> _Task prompt_
Print out the entries below with no edits.

> _Dataset entries_
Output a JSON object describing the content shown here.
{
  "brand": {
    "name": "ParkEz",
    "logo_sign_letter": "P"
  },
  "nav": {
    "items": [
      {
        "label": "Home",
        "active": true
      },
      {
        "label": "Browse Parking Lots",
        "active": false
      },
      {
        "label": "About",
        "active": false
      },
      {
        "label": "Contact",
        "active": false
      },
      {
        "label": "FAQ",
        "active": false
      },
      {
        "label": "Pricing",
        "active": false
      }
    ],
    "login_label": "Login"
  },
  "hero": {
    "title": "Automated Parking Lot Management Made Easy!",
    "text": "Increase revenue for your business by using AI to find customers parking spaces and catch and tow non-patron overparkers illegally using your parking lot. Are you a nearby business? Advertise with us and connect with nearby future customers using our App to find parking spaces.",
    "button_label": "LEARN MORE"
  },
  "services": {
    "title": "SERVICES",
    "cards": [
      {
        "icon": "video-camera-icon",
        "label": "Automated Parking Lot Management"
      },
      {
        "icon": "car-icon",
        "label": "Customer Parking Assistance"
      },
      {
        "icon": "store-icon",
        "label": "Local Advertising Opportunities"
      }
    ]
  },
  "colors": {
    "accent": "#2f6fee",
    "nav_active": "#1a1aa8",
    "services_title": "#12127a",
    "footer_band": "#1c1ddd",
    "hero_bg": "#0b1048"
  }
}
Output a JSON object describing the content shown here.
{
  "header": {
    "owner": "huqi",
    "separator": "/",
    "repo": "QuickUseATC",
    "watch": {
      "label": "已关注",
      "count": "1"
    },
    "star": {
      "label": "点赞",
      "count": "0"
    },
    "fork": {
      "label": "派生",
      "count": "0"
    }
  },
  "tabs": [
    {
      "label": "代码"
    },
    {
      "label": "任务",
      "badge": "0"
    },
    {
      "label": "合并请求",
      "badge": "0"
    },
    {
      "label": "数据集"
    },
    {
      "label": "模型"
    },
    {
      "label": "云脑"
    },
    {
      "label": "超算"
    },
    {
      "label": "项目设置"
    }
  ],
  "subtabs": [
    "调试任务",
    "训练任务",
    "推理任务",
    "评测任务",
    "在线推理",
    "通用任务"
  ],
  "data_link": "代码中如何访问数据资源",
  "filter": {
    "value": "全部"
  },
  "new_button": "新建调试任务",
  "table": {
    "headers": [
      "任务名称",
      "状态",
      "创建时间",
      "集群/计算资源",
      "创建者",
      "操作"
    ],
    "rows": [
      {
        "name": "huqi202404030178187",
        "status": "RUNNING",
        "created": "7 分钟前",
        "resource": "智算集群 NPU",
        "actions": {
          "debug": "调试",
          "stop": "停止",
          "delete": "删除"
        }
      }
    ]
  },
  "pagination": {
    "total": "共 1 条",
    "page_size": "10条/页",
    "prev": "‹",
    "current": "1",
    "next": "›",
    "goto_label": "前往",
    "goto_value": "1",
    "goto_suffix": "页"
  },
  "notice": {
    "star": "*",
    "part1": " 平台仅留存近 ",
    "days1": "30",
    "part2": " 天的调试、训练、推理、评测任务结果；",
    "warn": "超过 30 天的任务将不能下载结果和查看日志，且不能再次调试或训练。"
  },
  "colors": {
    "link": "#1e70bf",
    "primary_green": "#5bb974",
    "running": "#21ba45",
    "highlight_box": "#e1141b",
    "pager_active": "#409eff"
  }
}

> _Result of the task_
Output a JSON object describing the content shown here.
{
  "brand": {
    "name": "ParkEz",
    "logo_sign_letter": "P"
  },
  "nav": {
    "items": [
      {
        "label": "Home",
        "active": true
      },
      {
        "label": "Browse Parking Lots",
        "active": false
      },
      {
        "label": "About",
        "active": false
      },
      {
        "label": "Contact",
        "active": false
      },
      {
        "label": "FAQ",
        "active": false
      },
      {
        "label": "Pricing",
        "active": false
      }
    ],
    "login_label": "Login"
  },
  "hero": {
    "title": "Automated Parking Lot Management Made Easy!",
    "text": "Increase revenue for your business by using AI to find customers parking spaces and catch and tow non-patron overparkers illegally using your parking lot. Are you a nearby business? Advertise with us and connect with nearby future customers using our App to find parking spaces.",
    "button_label": "LEARN MORE"
  },
  "services": {
    "title": "SERVICES",
    "cards": [
      {
        "icon": "video-camera-icon",
        "label": "Automated Parking Lot Management"
      },
      {
        "icon": "car-icon",
        "label": "Customer Parking Assistance"
      },
      {
        "icon": "store-icon",
        "label": "Local Advertising Opportunities"
      }
    ]
  },
  "colors": {
    "accent": "#2f6fee",
    "nav_active": "#1a1aa8",
    "services_title": "#12127a",
    "footer_band": "#1c1ddd",
    "hero_bg": "#0b1048"
  }
}
Output a JSON object describing the content shown here.
{
  "header": {
    "owner": "huqi",
    "separator": "/",
    "repo": "QuickUseATC",
    "watch": {
      "label": "已关注",
      "count": "1"
    },
    "star": {
      "label": "点赞",
      "count": "0"
    },
    "fork": {
      "label": "派生",
      "count": "0"
    }
  },
  "tabs": [
    {
      "label": "代码"
    },
    {
      "label": "任务",
      "badge": "0"
    },
    {
      "label": "合并请求",
      "badge": "0"
    },
    {
      "label": "数据集"
    },
    {
      "label": "模型"
    },
    {
      "label": "云脑"
    },
    {
      "label": "超算"
    },
    {
      "label": "项目设置"
    }
  ],
  "subtabs": [
    "调试任务",
    "训练任务",
    "推理任务",
    "评测任务",
    "在线推理",
    "通用任务"
  ],
  "data_link": "代码中如何访问数据资源",
  "filter": {
    "value": "全部"
  },
  "new_button": "新建调试任务",
  "table": {
    "headers": [
      "任务名称",
      "状态",
      "创建时间",
      "集群/计算资源",
      "创建者",
      "操作"
    ],
    "rows": [
      {
        "name": "huqi202404030178187",
        "status": "RUNNING",
        "created": "7 分钟前",
        "resource": "智算集群 NPU",
        "actions": {
          "debug": "调试",
          "stop": "停止",
          "delete": "删除"
        }
      }
    ]
  },
  "pagination": {
    "total": "共 1 条",
    "page_size": "10条/页",
    "prev": "‹",
    "current": "1",
    "next": "›",
    "goto_label": "前往",
    "goto_value": "1",
    "goto_suffix": "页"
  },
  "notice": {
    "star": "*",
    "part1": " 平台仅留存近 ",
    "days1": "30",
    "part2": " 天的调试、训练、推理、评测任务结果；",
    "warn": "超过 30 天的任务将不能下载结果和查看日志，且不能再次调试或训练。"
  },
  "colors": {
    "link": "#1e70bf",
    "primary_green": "#5bb974",
    "running": "#21ba45",
    "highlight_box": "#e1141b",
    "pager_active": "#409eff"
  }
}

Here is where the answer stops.